EOS R5 にはこれといった不満もなく、メインカメラとして大活躍してくれています。
私の場合は、カメラ2台を同時に使う必要のある撮影はほとんどありません。そのためサブのEOS R は、EOS R5 に何かあったときの予備というのが主な役割で、登場機会もあまり多くありません。

4500万画素のEOS R5 は印刷するときには、トリミング耐性が高く頼もしいのです。一方でWEBで使用する場合には、ファイルがちょっと大きいので取り回しが悪い面があります(WEB使用の場合は、後でサイズを縮小するので)。
大は小を兼ねるので、すべてEOS R5 で撮影しても良いとは思います。けれど、画素数の少ないEOS Rの方が取り回しが良いのと、カメラへの負担を分散させるためにEOS R で撮影するときもありました。
EOS R に関しては、画質など性能的にはまったく問題ありません。使っていて気になるのはEOS R5 とのボタン配置の違いです。この2台は操作感がまったくと言っていいほど異なるので、併用しているとEOS R に使いづらさを感じます。
そのため、使用するのは結局EOS R5 ばかりになってしまい、EOS R を持て余している状態なので、

  • EOS R5 に近い操作性
    カメラ選びにおいて操作感はかなり重視しているポイントです
  • 画素数はEOS R5 より少ない
    予備や同時使用の2台持ちなら同じカメラを2台にするのが1番ですが、使い分けという意味で画素数に差がある方が良い
  • EOS R5 より安価
    EOS R3 との2台体制が現在の「EOS Rシステム」では理想的と思います。ただEOS R3 はサブとするにはあまりに高価です。さらに私の用途ではEOS R3 はメインとしては画素数がやや不足気味です。バッテリーがEOS R5 と共用できないのも荷物が増えるのでマイナスポイント
  • フルサイズセンサー
    使い分けという意味では、APS-CのEOS R7 も悪くない。しかしEOS R5 の予備という面も考えると、フルサイズセンサーがベター。あと、EOS R7は操作系がEOS R5 と違いすぎる

この条件で、EOS R6かEOS R6 Mark II のどちらかにしようと決めました。
EOS R6 Mark II は新品だと35万円前後です。EOS R5 の中古が35万円くらいから売っているので、中古でEOS R5 を買った方が幸せな気もしますが、せっかくなら違うカメラを使いたいというカメラ好きな部分が出てしまいました。10万円くらい安いEOS R6 とも迷いましたが、2000万と2400万の画像数の違いや、せっかく買うなら新しいカメラが良い、ということでEOS R6 Mark II に決定しました。

=-=-=-=-=

■ **やること**
引用文をもとに、次の問いに答えよ。
(a) EOS R をEOS R5 と併用すると使いづらく感じる原因として、何が挙げられているか。
(b) EOS R5 の予備という面から、どの種類のセンサーがベターとされているか。
(c) EOS R6 Mark II の新品価格はおよそいくらとされているか。

■ **元データ**
=-=-=-=-=

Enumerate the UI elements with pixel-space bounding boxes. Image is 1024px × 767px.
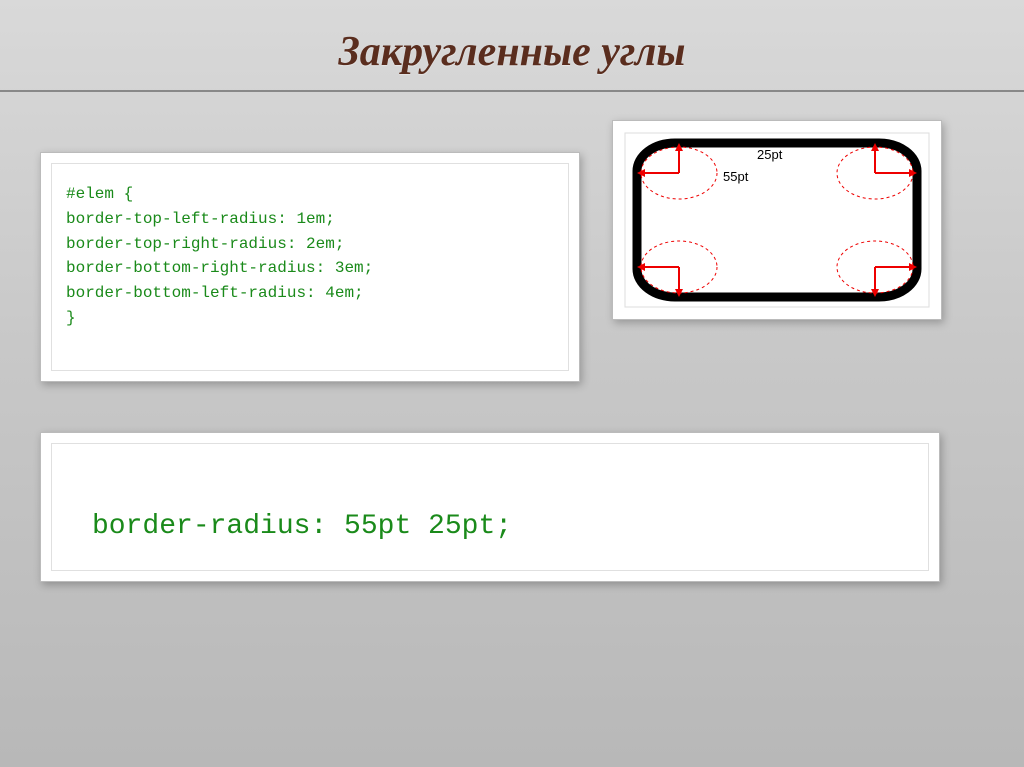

=-=-=-=-=

■ **解答全文**
(a) EOS R5 とのボタン配置の違い
(b) フルサイズセンサー
(c) 35万円前後